-- begin Entries supplied --

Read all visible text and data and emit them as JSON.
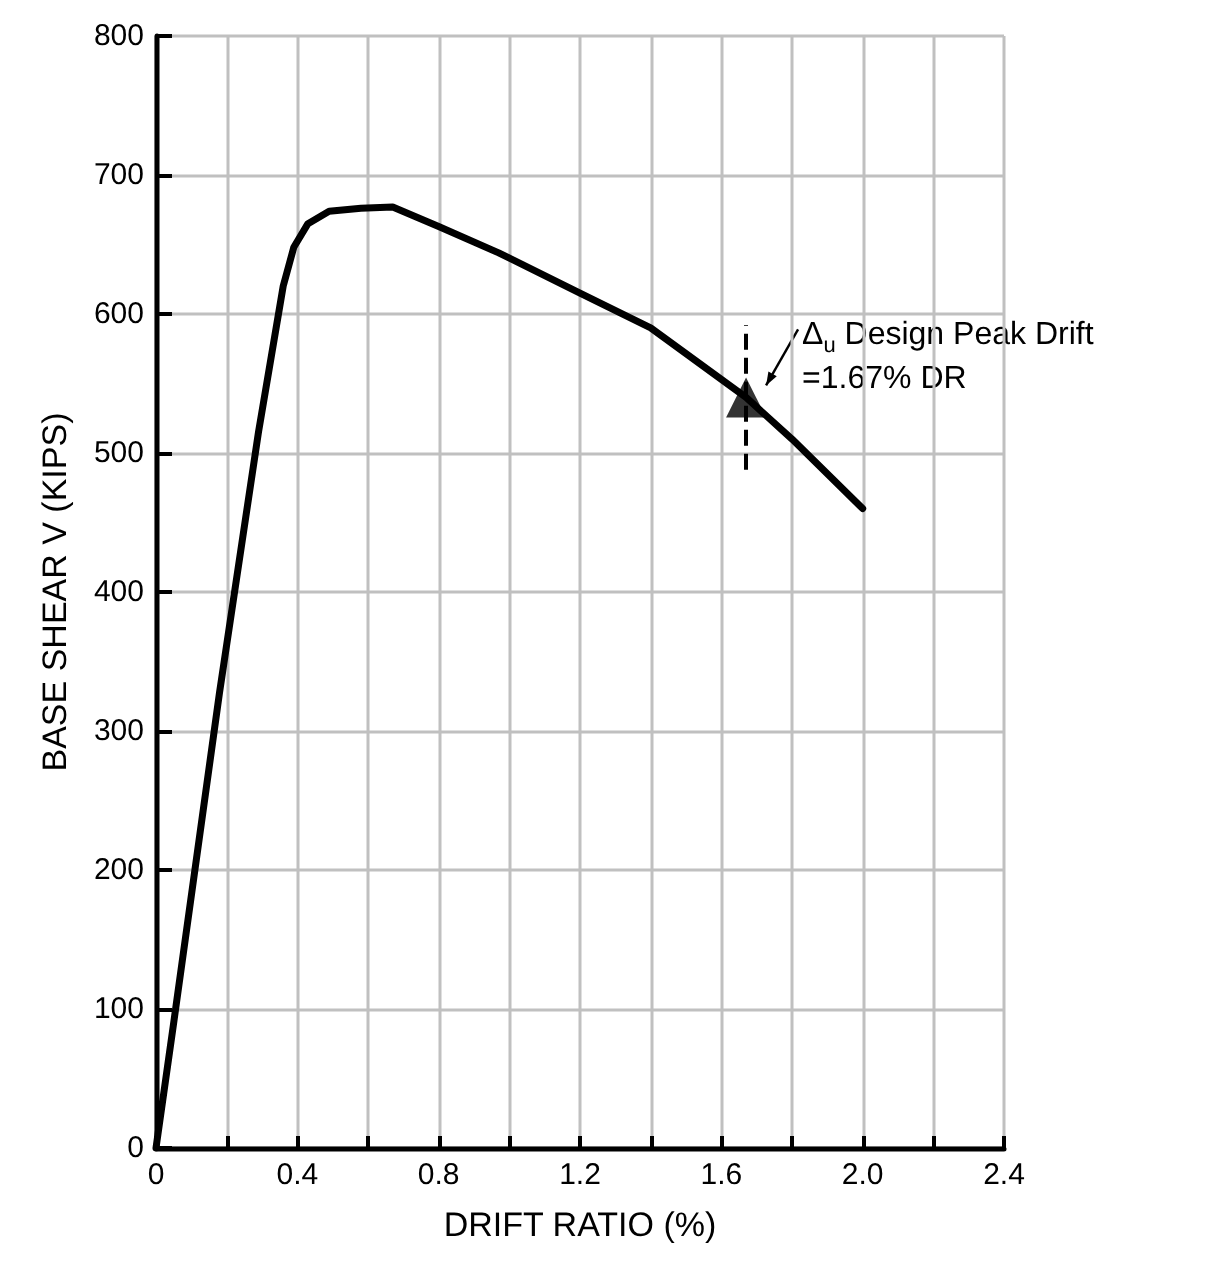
{
  "chart_data": {
    "type": "line",
    "xlabel": "DRIFT RATIO (%)",
    "ylabel": "BASE SHEAR V (KIPS)",
    "x": [
      0,
      0.05,
      0.18,
      0.29,
      0.36,
      0.39,
      0.43,
      0.49,
      0.58,
      0.67,
      0.8,
      0.97,
      1.2,
      1.4,
      1.67,
      1.8,
      2.0
    ],
    "series": [
      {
        "color": "#000000",
        "values": [
          0,
          90,
          328,
          515,
          620,
          648,
          665,
          674,
          676,
          677,
          663,
          644,
          615,
          590,
          540,
          510,
          460
        ]
      },
      {
        "type": "scatter",
        "marker": "triangle",
        "color": "#000000",
        "x": [
          1.67
        ],
        "values": [
          540
        ]
      }
    ],
    "xlim": [
      0,
      2.4
    ],
    "xticks": [
      0,
      {
        "value": 0.2,
        "label": null
      },
      0.4,
      {
        "value": 0.6,
        "label": null
      },
      0.8,
      {
        "value": 1.0,
        "label": null
      },
      1.2,
      {
        "value": 1.4,
        "label": null
      },
      1.6,
      {
        "value": 1.8,
        "label": null
      },
      "2.0",
      {
        "value": 2.2,
        "label": null
      },
      2.4
    ],
    "ylim": [
      0,
      800
    ],
    "yticks": [
      0,
      100,
      200,
      300,
      400,
      500,
      600,
      700,
      800
    ],
    "grid": true,
    "marker": "none",
    "line_style": "solid",
    "ref_lines": [
      {
        "axis": "x",
        "value": 1.67,
        "line_style": "dashed",
        "color": "#000000"
      }
    ],
    "annotations": [
      {
        "text": "Δ$_{u}$ Design Peak Drift\n=1.67% DR",
        "x": 1.67,
        "y": 540
      }
    ]
  }
}
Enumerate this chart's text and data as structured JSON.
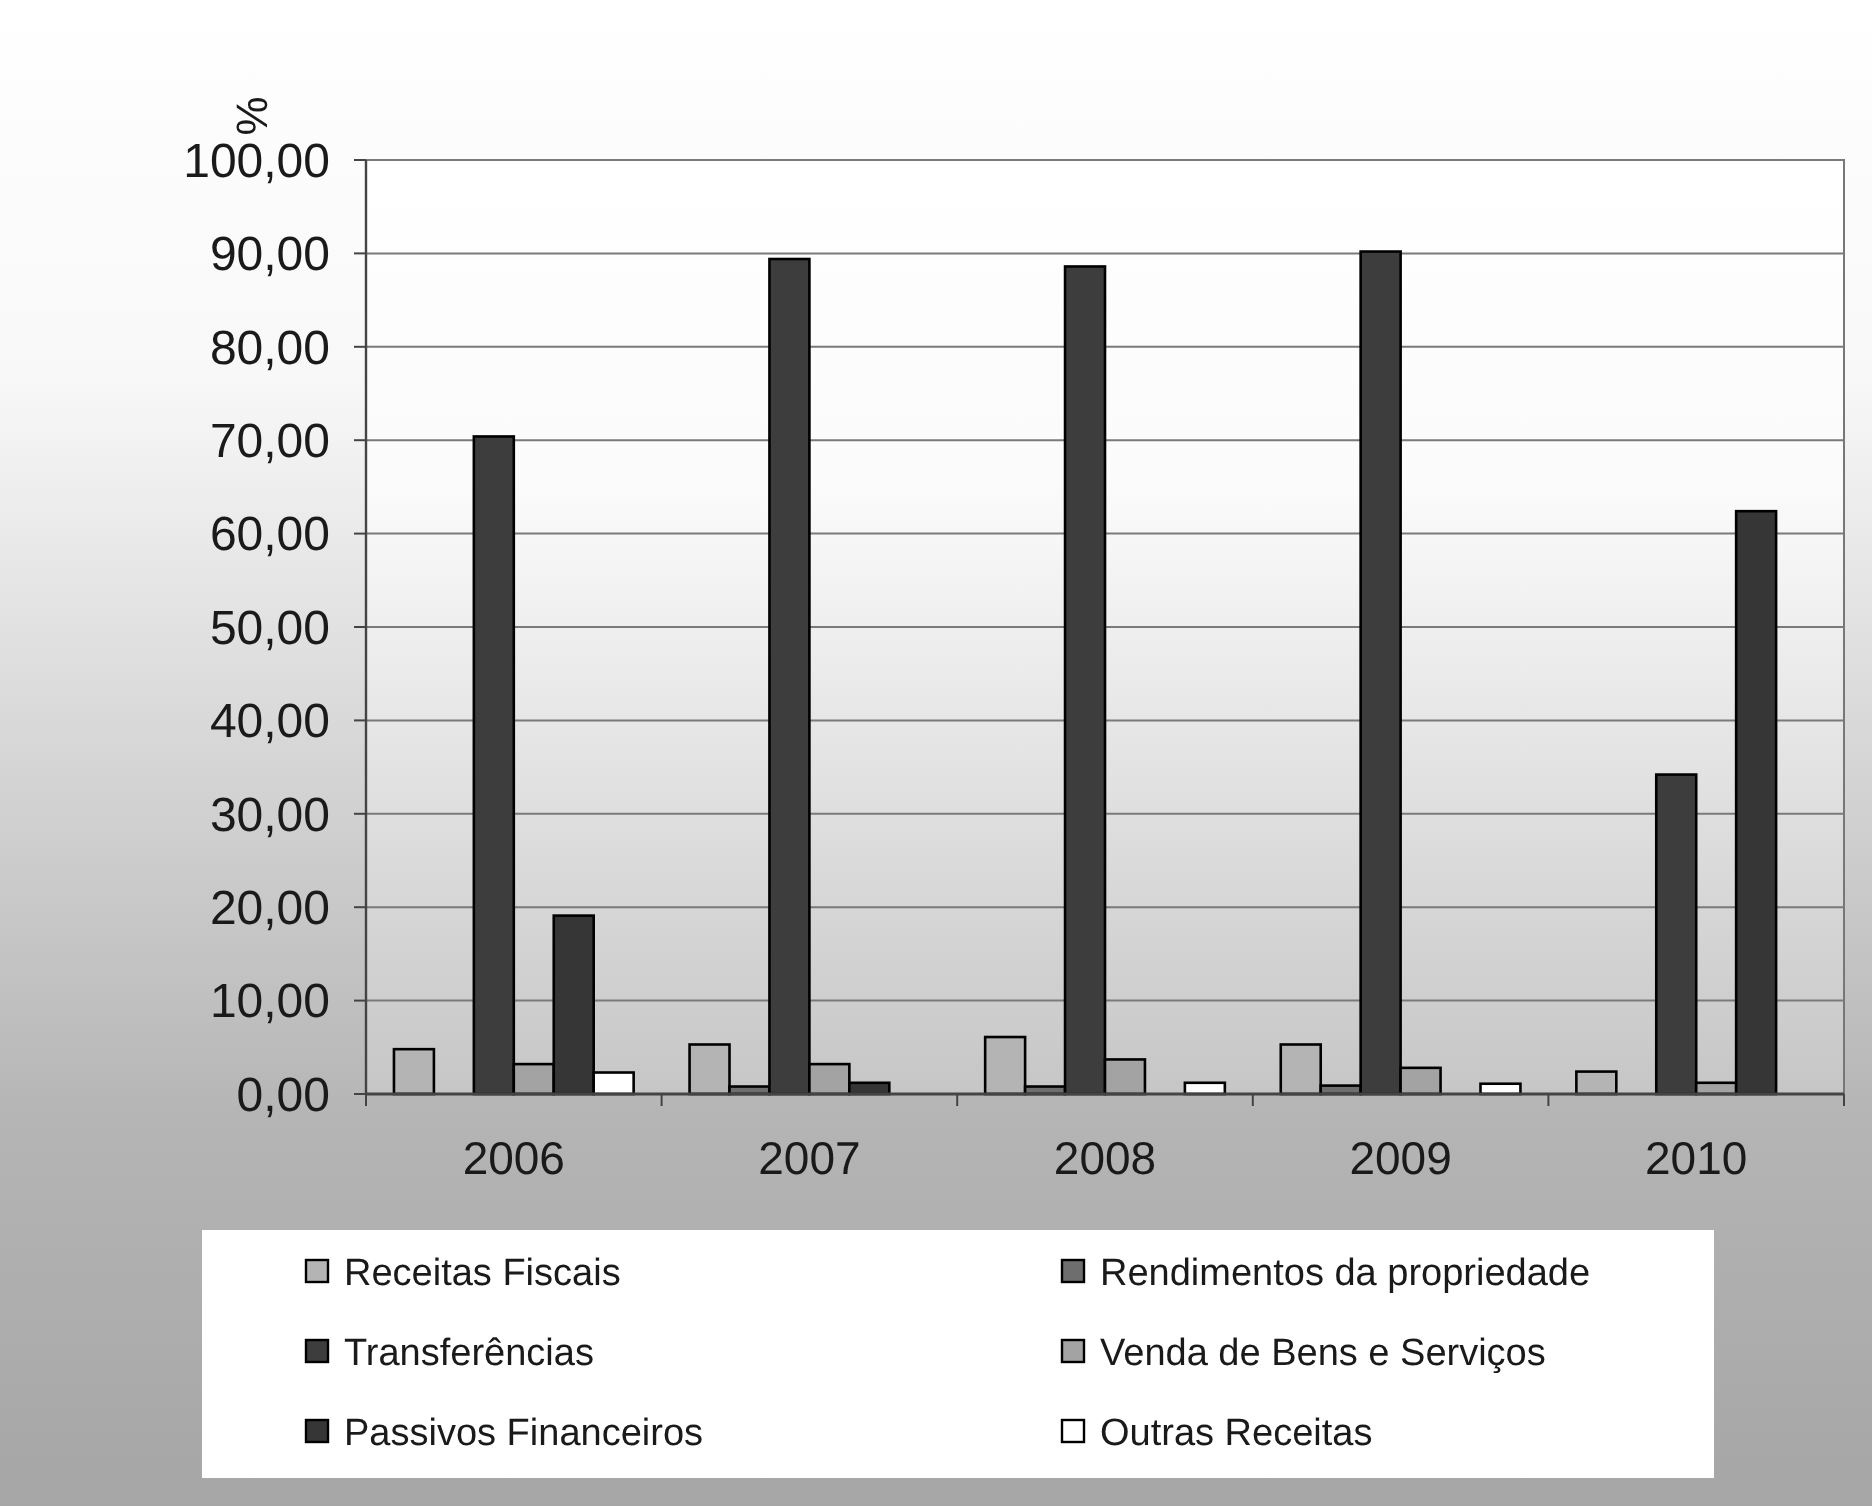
{
  "chart_data": {
    "type": "bar",
    "ylabel": "%",
    "categories": [
      "2006",
      "2007",
      "2008",
      "2009",
      "2010"
    ],
    "series": [
      {
        "name": "Receitas Fiscais",
        "color": "#b4b4b4",
        "values": [
          4.8,
          5.3,
          6.1,
          5.3,
          2.4
        ]
      },
      {
        "name": "Rendimentos da propriedade",
        "color": "#6e6e6e",
        "values": [
          null,
          0.8,
          0.8,
          0.9,
          null
        ]
      },
      {
        "name": "Transferências",
        "color": "#3d3d3d",
        "values": [
          70.4,
          89.4,
          88.6,
          90.2,
          34.2
        ]
      },
      {
        "name": "Venda de Bens e Serviços",
        "color": "#a3a3a3",
        "values": [
          3.2,
          3.2,
          3.7,
          2.8,
          1.2
        ]
      },
      {
        "name": "Passivos Financeiros",
        "color": "#363636",
        "values": [
          19.1,
          1.2,
          null,
          null,
          62.4
        ]
      },
      {
        "name": "Outras Receitas",
        "color": "#ffffff",
        "values": [
          2.3,
          null,
          1.2,
          1.1,
          null
        ]
      }
    ],
    "ylim": [
      0,
      100
    ],
    "yticks": [
      {
        "value": 0,
        "label": "0,00"
      },
      {
        "value": 10,
        "label": "10,00"
      },
      {
        "value": 20,
        "label": "20,00"
      },
      {
        "value": 30,
        "label": "30,00"
      },
      {
        "value": 40,
        "label": "40,00"
      },
      {
        "value": 50,
        "label": "50,00"
      },
      {
        "value": 60,
        "label": "60,00"
      },
      {
        "value": 70,
        "label": "70,00"
      },
      {
        "value": 80,
        "label": "80,00"
      },
      {
        "value": 90,
        "label": "90,00"
      },
      {
        "value": 100,
        "label": "100,00"
      }
    ],
    "grid": "y",
    "legend": "bottom"
  }
}
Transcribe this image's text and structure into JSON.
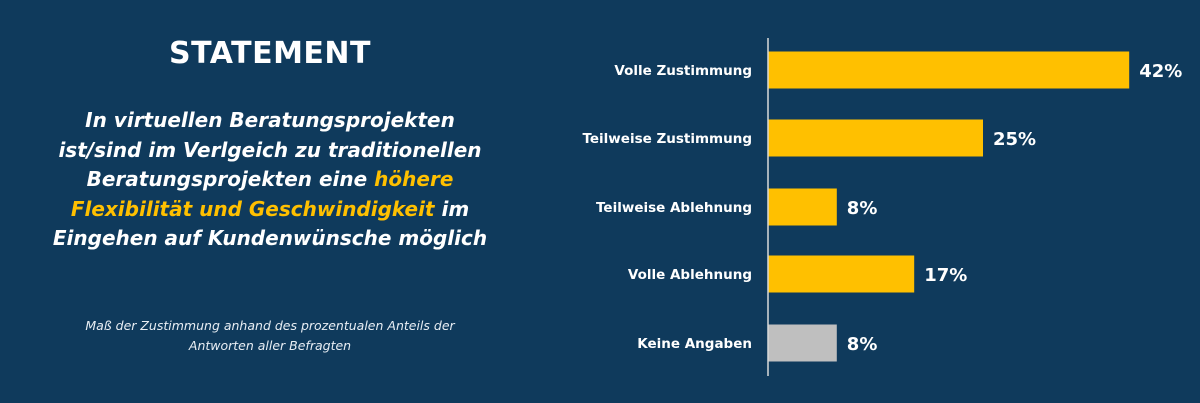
{
  "statement": {
    "heading": "STATEMENT",
    "line1": "In virtuellen Beratungsprojekten",
    "line2": "ist/sind im Verlgeich zu traditionellen",
    "line3_pre": "Beratungsprojekten eine ",
    "line3_highlight": "höhere",
    "line4_highlight": "Flexibilität und Geschwindigkeit",
    "line4_post": " im",
    "line5": "Eingehen auf Kundenwünsche möglich",
    "footnote_line1": "Maß der Zustimmung anhand des prozentualen Anteils der",
    "footnote_line2": "Antworten aller Befragten"
  },
  "colors": {
    "background": "#0f3a5c",
    "bar": "#ffc000",
    "bar_no_answer": "#bfbfbf",
    "highlight": "#ffc000"
  },
  "chart_data": {
    "type": "bar",
    "orientation": "horizontal",
    "categories": [
      "Volle Zustimmung",
      "Teilweise Zustimmung",
      "Teilweise Ablehnung",
      "Volle Ablehnung",
      "Keine Angaben"
    ],
    "values": [
      42,
      25,
      8,
      17,
      8
    ],
    "value_labels": [
      "42%",
      "25%",
      "8%",
      "17%",
      "8%"
    ],
    "unit": "%",
    "xlim": [
      0,
      45
    ],
    "grid": false,
    "legend": "none"
  }
}
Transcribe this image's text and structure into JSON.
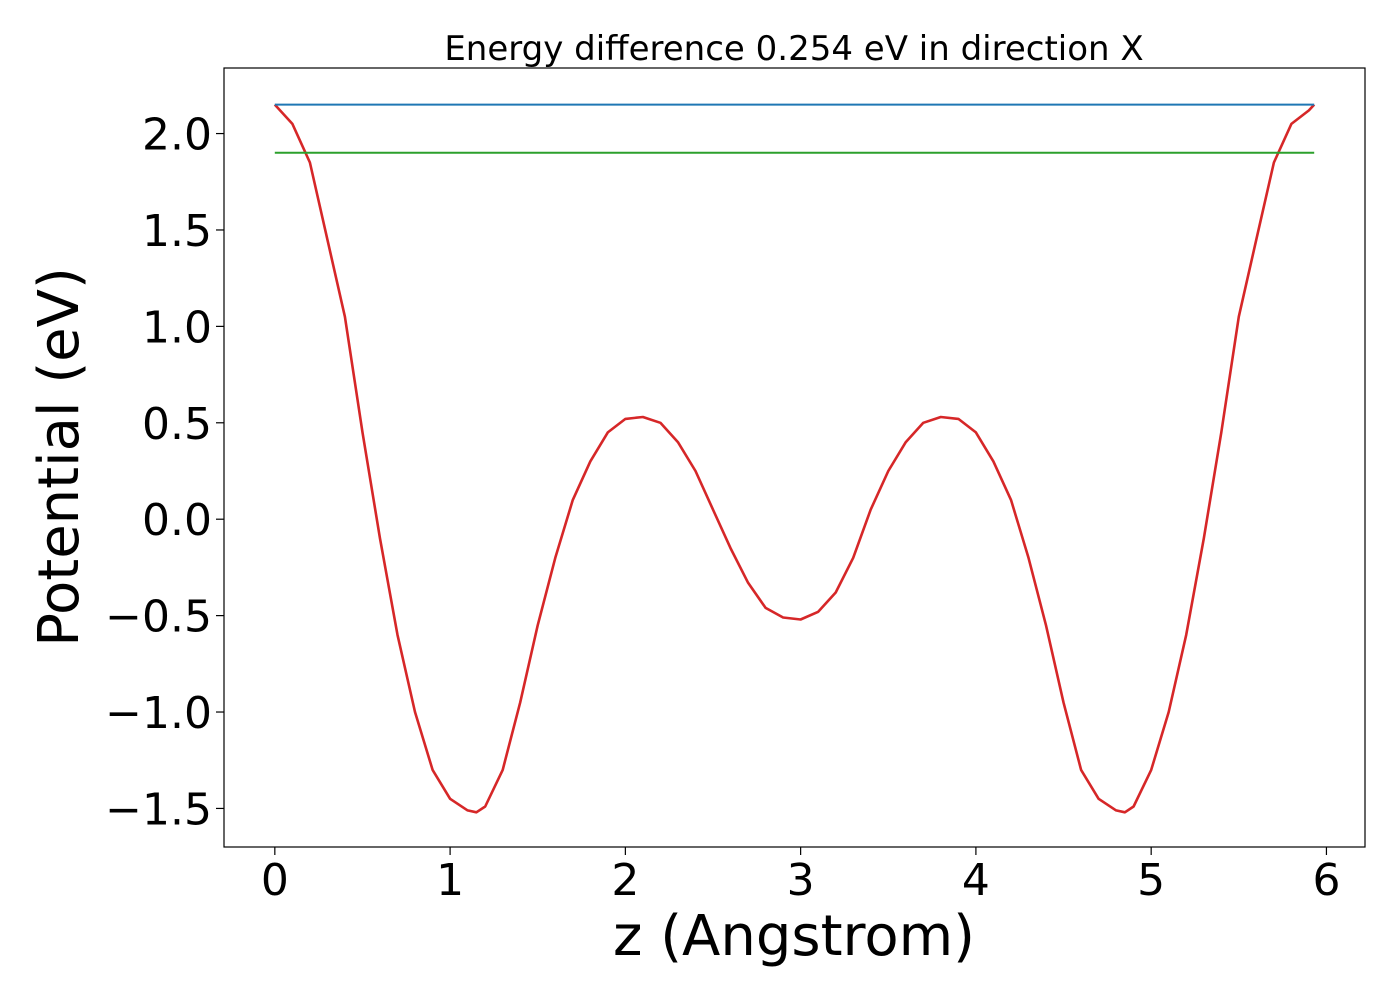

-- end Entries supplied --

Your goal =
Using the listing above, pick out each line that contains the word "Zustimmung", then copy it.

Written response =
    "footnote_line1": "Maß der Zustimmung anhand des prozentualen Anteils der",
      "Volle Zustimmung",
      "Teilweise Zustimmung",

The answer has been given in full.